• **Exercise aim**
Each record below should appear again exactly as written.

___

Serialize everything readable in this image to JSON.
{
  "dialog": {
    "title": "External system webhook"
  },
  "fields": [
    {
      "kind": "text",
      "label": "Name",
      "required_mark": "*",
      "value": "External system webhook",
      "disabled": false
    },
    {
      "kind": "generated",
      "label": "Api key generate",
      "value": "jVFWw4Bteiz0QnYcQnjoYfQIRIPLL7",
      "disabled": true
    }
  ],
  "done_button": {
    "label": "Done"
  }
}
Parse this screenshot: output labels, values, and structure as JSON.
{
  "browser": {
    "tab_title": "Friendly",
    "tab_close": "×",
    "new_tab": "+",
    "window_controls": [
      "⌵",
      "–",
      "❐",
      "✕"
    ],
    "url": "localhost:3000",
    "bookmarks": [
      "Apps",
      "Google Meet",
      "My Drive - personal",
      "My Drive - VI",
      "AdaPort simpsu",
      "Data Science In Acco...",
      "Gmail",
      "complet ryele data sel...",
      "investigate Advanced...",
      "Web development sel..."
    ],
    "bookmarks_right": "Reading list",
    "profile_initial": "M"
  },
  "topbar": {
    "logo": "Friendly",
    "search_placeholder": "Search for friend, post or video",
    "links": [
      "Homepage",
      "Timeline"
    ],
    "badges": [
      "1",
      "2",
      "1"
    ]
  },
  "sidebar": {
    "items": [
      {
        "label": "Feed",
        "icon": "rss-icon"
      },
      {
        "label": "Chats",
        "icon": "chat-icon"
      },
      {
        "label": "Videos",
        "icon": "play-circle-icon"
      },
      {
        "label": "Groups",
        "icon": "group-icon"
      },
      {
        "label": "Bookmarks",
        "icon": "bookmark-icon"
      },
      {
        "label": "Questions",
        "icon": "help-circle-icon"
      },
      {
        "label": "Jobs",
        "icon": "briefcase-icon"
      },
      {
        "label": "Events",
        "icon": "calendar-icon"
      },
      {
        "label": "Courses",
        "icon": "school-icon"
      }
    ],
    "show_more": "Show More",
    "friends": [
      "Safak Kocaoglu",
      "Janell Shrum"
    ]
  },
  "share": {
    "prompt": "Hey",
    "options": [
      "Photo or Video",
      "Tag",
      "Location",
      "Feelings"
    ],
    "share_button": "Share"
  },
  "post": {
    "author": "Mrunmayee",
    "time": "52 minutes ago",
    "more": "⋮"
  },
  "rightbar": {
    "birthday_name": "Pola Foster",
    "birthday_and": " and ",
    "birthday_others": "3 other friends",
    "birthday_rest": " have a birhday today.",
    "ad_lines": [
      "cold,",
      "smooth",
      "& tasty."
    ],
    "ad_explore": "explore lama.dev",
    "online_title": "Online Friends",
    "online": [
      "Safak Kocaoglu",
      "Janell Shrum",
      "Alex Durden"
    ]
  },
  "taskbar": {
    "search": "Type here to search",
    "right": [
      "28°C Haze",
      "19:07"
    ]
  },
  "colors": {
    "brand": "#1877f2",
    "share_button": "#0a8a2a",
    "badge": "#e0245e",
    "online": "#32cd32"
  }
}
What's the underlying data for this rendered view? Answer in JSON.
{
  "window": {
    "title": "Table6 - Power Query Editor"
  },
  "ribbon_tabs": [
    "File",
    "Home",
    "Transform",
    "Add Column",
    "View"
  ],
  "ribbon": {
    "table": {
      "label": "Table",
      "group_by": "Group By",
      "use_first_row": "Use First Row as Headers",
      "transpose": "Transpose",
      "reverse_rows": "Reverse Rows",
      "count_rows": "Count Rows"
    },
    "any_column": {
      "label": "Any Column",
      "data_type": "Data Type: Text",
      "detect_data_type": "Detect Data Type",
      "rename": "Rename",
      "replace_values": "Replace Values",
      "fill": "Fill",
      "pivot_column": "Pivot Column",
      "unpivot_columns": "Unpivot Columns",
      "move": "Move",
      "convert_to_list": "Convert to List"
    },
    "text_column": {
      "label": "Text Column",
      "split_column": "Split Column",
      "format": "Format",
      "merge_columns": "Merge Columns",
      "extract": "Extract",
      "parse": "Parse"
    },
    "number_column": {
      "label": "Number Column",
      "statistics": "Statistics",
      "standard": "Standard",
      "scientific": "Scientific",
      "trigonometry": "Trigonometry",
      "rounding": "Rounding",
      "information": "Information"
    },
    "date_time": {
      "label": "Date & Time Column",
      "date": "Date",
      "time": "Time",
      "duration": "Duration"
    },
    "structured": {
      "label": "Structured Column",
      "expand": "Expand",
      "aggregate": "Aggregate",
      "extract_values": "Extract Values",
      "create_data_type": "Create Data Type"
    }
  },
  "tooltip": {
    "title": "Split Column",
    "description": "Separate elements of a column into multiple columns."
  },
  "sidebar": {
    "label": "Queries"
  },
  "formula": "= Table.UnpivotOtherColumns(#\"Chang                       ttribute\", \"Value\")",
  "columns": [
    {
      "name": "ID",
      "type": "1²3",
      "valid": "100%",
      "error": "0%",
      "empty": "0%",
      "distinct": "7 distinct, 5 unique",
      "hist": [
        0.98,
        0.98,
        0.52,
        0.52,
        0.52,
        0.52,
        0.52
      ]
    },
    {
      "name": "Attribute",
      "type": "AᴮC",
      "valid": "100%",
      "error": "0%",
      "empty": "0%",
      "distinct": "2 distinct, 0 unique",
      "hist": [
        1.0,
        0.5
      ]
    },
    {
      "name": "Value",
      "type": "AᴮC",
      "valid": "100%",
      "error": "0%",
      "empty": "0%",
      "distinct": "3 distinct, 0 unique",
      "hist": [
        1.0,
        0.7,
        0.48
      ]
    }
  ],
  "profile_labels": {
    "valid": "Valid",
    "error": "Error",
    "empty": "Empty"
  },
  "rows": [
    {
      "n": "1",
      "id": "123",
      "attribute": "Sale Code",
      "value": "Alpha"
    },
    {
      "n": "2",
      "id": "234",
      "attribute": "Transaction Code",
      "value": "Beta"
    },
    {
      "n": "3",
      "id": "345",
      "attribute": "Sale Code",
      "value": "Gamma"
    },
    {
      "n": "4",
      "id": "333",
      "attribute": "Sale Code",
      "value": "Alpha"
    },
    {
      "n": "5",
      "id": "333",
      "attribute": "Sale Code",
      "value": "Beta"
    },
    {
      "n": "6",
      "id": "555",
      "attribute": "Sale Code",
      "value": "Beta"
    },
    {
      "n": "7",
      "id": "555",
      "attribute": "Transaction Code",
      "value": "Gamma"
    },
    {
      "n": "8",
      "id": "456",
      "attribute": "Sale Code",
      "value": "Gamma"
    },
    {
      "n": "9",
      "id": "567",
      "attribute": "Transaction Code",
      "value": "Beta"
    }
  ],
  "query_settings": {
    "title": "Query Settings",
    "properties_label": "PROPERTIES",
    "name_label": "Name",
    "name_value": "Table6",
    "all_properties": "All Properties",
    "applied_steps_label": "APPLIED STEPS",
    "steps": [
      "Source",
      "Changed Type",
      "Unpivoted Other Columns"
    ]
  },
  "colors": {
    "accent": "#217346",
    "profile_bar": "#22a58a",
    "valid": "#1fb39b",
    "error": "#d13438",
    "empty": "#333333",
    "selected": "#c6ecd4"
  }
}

___

• **Right answer**
Serialize everything readable in this image to JSON.
{
  "dialog": {
    "title": "External system webhook"
  },
  "fields": [
    {
      "kind": "text",
      "label": "Name",
      "required_mark": "*",
      "value": "External system webhook",
      "disabled": false
    },
    {
      "kind": "generated",
      "label": "Api key generate",
      "value": "jVFWw4Bteiz0QnYcQnjoYfQIRIPLL7",
      "disabled": true
    }
  ],
  "done_button": {
    "label": "Done"
  }
}
Parse this screenshot: output labels, values, and structure as JSON.
{
  "browser": {
    "tab_title": "Friendly",
    "tab_close": "×",
    "new_tab": "+",
    "window_controls": [
      "⌵",
      "–",
      "❐",
      "✕"
    ],
    "url": "localhost:3000",
    "bookmarks": [
      "Apps",
      "Google Meet",
      "My Drive - personal",
      "My Drive - VI",
      "AdaPort simpsu",
      "Data Science In Acco...",
      "Gmail",
      "complet ryele data sel...",
      "investigate Advanced...",
      "Web development sel..."
    ],
    "bookmarks_right": "Reading list",
    "profile_initial": "M"
  },
  "topbar": {
    "logo": "Friendly",
    "search_placeholder": "Search for friend, post or video",
    "links": [
      "Homepage",
      "Timeline"
    ],
    "badges": [
      "1",
      "2",
      "1"
    ]
  },
  "sidebar": {
    "items": [
      {
        "label": "Feed",
        "icon": "rss-icon"
      },
      {
        "label": "Chats",
        "icon": "chat-icon"
      },
      {
        "label": "Videos",
        "icon": "play-circle-icon"
      },
      {
        "label": "Groups",
        "icon": "group-icon"
      },
      {
        "label": "Bookmarks",
        "icon": "bookmark-icon"
      },
      {
        "label": "Questions",
        "icon": "help-circle-icon"
      },
      {
        "label": "Jobs",
        "icon": "briefcase-icon"
      },
      {
        "label": "Events",
        "icon": "calendar-icon"
      },
      {
        "label": "Courses",
        "icon": "school-icon"
      }
    ],
    "show_more": "Show More",
    "friends": [
      "Safak Kocaoglu",
      "Janell Shrum"
    ]
  },
  "share": {
    "prompt": "Hey",
    "options": [
      "Photo or Video",
      "Tag",
      "Location",
      "Feelings"
    ],
    "share_button": "Share"
  },
  "post": {
    "author": "Mrunmayee",
    "time": "52 minutes ago",
    "more": "⋮"
  },
  "rightbar": {
    "birthday_name": "Pola Foster",
    "birthday_and": " and ",
    "birthday_others": "3 other friends",
    "birthday_rest": " have a birhday today.",
    "ad_lines": [
      "cold,",
      "smooth",
      "& tasty."
    ],
    "ad_explore": "explore lama.dev",
    "online_title": "Online Friends",
    "online": [
      "Safak Kocaoglu",
      "Janell Shrum",
      "Alex Durden"
    ]
  },
  "taskbar": {
    "search": "Type here to search",
    "right": [
      "28°C Haze",
      "19:07"
    ]
  },
  "colors": {
    "brand": "#1877f2",
    "share_button": "#0a8a2a",
    "badge": "#e0245e",
    "online": "#32cd32"
  }
}
What's the underlying data for this rendered view? Answer in JSON.
{
  "window": {
    "title": "Table6 - Power Query Editor"
  },
  "ribbon_tabs": [
    "File",
    "Home",
    "Transform",
    "Add Column",
    "View"
  ],
  "ribbon": {
    "table": {
      "label": "Table",
      "group_by": "Group By",
      "use_first_row": "Use First Row as Headers",
      "transpose": "Transpose",
      "reverse_rows": "Reverse Rows",
      "count_rows": "Count Rows"
    },
    "any_column": {
      "label": "Any Column",
      "data_type": "Data Type: Text",
      "detect_data_type": "Detect Data Type",
      "rename": "Rename",
      "replace_values": "Replace Values",
      "fill": "Fill",
      "pivot_column": "Pivot Column",
      "unpivot_columns": "Unpivot Columns",
      "move": "Move",
      "convert_to_list": "Convert to List"
    },
    "text_column": {
      "label": "Text Column",
      "split_column": "Split Column",
      "format": "Format",
      "merge_columns": "Merge Columns",
      "extract": "Extract",
      "parse": "Parse"
    },
    "number_column": {
      "label": "Number Column",
      "statistics": "Statistics",
      "standard": "Standard",
      "scientific": "Scientific",
      "trigonometry": "Trigonometry",
      "rounding": "Rounding",
      "information": "Information"
    },
    "date_time": {
      "label": "Date & Time Column",
      "date": "Date",
      "time": "Time",
      "duration": "Duration"
    },
    "structured": {
      "label": "Structured Column",
      "expand": "Expand",
      "aggregate": "Aggregate",
      "extract_values": "Extract Values",
      "create_data_type": "Create Data Type"
    }
  },
  "tooltip": {
    "title": "Split Column",
    "description": "Separate elements of a column into multiple columns."
  },
  "sidebar": {
    "label": "Queries"
  },
  "formula": "= Table.UnpivotOtherColumns(#\"Chang                       ttribute\", \"Value\")",
  "columns": [
    {
      "name": "ID",
      "type": "1²3",
      "valid": "100%",
      "error": "0%",
      "empty": "0%",
      "distinct": "7 distinct, 5 unique",
      "hist": [
        0.98,
        0.98,
        0.52,
        0.52,
        0.52,
        0.52,
        0.52
      ]
    },
    {
      "name": "Attribute",
      "type": "AᴮC",
      "valid": "100%",
      "error": "0%",
      "empty": "0%",
      "distinct": "2 distinct, 0 unique",
      "hist": [
        1.0,
        0.5
      ]
    },
    {
      "name": "Value",
      "type": "AᴮC",
      "valid": "100%",
      "error": "0%",
      "empty": "0%",
      "distinct": "3 distinct, 0 unique",
      "hist": [
        1.0,
        0.7,
        0.48
      ]
    }
  ],
  "profile_labels": {
    "valid": "Valid",
    "error": "Error",
    "empty": "Empty"
  },
  "rows": [
    {
      "n": "1",
      "id": "123",
      "attribute": "Sale Code",
      "value": "Alpha"
    },
    {
      "n": "2",
      "id": "234",
      "attribute": "Transaction Code",
      "value": "Beta"
    },
    {
      "n": "3",
      "id": "345",
      "attribute": "Sale Code",
      "value": "Gamma"
    },
    {
      "n": "4",
      "id": "333",
      "attribute": "Sale Code",
      "value": "Alpha"
    },
    {
      "n": "5",
      "id": "333",
      "attribute": "Sale Code",
      "value": "Beta"
    },
    {
      "n": "6",
      "id": "555",
      "attribute": "Sale Code",
      "value": "Beta"
    },
    {
      "n": "7",
      "id": "555",
      "attribute": "Transaction Code",
      "value": "Gamma"
    },
    {
      "n": "8",
      "id": "456",
      "attribute": "Sale Code",
      "value": "Gamma"
    },
    {
      "n": "9",
      "id": "567",
      "attribute": "Transaction Code",
      "value": "Beta"
    }
  ],
  "query_settings": {
    "title": "Query Settings",
    "properties_label": "PROPERTIES",
    "name_label": "Name",
    "name_value": "Table6",
    "all_properties": "All Properties",
    "applied_steps_label": "APPLIED STEPS",
    "steps": [
      "Source",
      "Changed Type",
      "Unpivoted Other Columns"
    ]
  },
  "colors": {
    "accent": "#217346",
    "profile_bar": "#22a58a",
    "valid": "#1fb39b",
    "error": "#d13438",
    "empty": "#333333",
    "selected": "#c6ecd4"
  }
}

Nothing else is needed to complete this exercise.